**DATASET RECORDS:**
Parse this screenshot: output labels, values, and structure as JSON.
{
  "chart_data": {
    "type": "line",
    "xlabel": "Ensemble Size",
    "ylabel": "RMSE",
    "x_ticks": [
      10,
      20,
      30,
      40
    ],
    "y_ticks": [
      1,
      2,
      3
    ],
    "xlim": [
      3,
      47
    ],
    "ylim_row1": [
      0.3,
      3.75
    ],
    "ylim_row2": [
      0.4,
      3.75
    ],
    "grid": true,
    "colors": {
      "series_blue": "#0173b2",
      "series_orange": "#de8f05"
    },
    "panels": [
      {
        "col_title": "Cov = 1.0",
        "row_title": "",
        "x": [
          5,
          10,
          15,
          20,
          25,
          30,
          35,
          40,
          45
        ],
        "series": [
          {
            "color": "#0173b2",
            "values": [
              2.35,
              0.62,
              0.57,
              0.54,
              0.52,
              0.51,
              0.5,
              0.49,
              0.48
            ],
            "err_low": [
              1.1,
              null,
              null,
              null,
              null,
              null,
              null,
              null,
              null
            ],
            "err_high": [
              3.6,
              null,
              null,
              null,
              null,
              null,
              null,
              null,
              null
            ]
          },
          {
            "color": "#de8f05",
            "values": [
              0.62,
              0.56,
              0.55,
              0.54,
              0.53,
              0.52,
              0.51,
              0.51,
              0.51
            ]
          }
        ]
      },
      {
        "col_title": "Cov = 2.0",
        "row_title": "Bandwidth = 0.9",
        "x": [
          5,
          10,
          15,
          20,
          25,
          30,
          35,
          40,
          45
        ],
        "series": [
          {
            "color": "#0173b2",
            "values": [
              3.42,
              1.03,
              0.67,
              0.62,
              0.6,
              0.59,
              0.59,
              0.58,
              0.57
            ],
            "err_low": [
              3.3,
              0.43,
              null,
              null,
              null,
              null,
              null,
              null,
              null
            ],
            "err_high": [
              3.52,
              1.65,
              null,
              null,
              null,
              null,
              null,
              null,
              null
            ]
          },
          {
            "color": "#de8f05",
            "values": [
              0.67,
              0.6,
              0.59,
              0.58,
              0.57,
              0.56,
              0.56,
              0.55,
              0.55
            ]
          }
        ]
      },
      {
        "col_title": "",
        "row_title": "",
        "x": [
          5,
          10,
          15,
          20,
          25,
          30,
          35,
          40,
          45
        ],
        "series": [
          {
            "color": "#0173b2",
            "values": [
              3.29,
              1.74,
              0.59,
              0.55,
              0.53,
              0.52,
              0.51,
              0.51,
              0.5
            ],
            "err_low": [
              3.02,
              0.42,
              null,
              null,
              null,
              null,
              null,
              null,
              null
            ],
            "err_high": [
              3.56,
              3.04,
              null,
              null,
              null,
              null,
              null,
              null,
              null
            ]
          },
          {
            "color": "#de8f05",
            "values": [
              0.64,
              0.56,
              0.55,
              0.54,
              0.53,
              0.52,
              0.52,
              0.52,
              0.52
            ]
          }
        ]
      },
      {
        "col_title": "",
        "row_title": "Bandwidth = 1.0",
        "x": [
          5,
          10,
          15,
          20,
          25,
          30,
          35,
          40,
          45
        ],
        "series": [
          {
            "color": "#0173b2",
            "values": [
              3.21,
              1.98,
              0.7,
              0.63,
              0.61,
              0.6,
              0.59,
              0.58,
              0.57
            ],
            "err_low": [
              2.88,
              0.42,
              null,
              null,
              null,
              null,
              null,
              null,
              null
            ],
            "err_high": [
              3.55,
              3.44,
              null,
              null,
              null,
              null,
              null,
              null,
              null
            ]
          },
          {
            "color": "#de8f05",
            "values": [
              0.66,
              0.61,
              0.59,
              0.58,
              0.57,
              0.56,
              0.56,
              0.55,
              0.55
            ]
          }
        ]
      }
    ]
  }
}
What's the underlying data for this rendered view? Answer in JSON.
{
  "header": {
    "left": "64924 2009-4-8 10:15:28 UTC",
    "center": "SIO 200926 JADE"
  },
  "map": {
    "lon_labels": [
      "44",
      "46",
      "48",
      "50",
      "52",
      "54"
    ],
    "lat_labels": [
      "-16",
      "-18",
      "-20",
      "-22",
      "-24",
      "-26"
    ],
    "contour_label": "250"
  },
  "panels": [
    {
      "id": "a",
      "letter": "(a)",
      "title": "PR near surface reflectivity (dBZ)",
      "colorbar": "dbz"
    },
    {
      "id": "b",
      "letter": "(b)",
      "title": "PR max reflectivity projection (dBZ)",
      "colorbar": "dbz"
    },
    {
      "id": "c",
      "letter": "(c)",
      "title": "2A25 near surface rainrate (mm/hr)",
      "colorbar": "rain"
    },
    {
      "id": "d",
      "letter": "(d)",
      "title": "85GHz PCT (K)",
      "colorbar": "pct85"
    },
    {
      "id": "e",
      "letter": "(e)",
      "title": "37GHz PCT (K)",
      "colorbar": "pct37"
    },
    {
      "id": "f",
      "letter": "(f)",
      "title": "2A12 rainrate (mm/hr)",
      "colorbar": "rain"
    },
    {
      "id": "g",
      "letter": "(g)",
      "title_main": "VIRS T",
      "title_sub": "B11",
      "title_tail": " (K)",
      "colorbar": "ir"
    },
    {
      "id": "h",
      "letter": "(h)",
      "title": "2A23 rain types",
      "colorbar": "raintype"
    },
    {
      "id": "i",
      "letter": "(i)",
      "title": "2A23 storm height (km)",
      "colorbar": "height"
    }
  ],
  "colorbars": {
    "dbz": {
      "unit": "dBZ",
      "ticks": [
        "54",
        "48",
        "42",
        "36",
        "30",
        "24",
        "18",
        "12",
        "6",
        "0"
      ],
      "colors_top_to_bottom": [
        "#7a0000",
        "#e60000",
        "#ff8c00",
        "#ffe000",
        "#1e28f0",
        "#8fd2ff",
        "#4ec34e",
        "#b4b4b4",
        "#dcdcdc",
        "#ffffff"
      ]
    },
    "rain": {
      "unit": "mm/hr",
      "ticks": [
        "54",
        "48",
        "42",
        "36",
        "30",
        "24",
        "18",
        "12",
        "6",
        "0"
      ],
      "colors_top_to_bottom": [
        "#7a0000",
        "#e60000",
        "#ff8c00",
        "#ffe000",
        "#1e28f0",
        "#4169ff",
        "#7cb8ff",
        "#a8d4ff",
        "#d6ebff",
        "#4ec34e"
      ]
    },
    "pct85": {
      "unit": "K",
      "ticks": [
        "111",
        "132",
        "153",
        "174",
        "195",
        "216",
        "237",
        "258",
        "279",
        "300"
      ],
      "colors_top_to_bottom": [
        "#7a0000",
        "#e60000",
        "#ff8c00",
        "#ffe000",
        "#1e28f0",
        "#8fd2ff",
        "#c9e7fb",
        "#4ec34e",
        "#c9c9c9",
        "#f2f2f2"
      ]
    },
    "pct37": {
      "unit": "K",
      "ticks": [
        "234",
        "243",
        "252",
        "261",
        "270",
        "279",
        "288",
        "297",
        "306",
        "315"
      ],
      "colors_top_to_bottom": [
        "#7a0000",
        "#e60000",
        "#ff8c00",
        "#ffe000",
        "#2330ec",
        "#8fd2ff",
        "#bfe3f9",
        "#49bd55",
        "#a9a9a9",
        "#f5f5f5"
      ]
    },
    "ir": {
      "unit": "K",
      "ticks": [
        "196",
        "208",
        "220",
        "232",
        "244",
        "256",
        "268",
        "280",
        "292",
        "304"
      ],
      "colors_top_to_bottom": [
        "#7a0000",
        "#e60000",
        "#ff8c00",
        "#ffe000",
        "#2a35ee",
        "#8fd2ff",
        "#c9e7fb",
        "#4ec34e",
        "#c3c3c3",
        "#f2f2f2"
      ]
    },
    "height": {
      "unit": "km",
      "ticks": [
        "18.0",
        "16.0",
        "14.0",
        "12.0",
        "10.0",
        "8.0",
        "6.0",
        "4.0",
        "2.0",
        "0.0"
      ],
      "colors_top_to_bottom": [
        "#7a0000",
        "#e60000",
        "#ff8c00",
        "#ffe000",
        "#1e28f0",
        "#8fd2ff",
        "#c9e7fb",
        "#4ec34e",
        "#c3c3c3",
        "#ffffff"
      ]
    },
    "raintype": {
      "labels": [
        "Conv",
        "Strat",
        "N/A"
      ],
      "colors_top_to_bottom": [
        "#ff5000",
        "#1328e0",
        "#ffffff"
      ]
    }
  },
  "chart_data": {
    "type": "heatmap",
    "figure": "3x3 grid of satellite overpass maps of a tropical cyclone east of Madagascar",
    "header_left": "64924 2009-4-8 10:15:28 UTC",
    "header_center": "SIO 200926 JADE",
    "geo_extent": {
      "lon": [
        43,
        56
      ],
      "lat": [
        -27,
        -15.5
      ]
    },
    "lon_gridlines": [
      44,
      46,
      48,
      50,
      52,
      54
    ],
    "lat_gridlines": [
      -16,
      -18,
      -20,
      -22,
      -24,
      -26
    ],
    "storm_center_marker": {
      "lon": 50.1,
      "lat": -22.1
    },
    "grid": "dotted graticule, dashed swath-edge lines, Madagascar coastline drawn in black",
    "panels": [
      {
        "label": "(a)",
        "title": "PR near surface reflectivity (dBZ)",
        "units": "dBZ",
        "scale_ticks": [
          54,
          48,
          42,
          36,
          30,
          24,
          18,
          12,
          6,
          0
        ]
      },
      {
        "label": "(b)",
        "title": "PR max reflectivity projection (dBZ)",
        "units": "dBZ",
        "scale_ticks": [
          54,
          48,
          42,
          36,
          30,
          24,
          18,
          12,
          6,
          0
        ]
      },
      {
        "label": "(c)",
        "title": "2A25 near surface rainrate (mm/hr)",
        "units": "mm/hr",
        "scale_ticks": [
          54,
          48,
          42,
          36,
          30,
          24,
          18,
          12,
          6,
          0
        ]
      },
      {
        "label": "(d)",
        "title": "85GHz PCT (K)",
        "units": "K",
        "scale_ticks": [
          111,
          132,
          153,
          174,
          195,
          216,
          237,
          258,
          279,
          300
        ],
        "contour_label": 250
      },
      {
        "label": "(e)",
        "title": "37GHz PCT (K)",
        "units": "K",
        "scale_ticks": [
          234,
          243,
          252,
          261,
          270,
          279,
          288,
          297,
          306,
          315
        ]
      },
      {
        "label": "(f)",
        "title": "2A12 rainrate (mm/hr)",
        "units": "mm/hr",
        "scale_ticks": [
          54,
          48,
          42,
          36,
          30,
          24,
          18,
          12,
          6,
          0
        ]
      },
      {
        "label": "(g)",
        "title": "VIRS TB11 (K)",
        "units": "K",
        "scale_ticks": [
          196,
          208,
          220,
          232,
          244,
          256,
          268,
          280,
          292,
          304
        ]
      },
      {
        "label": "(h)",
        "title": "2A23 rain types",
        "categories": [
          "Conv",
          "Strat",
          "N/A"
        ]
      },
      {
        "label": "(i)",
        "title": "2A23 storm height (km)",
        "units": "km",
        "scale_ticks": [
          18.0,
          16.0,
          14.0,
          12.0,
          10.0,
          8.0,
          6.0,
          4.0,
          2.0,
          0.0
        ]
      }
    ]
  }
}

**EXERCISE AIM:** Say how many lines in the records above hold "reflectivity", and give no other text.

**FULL RESPONSE:** 4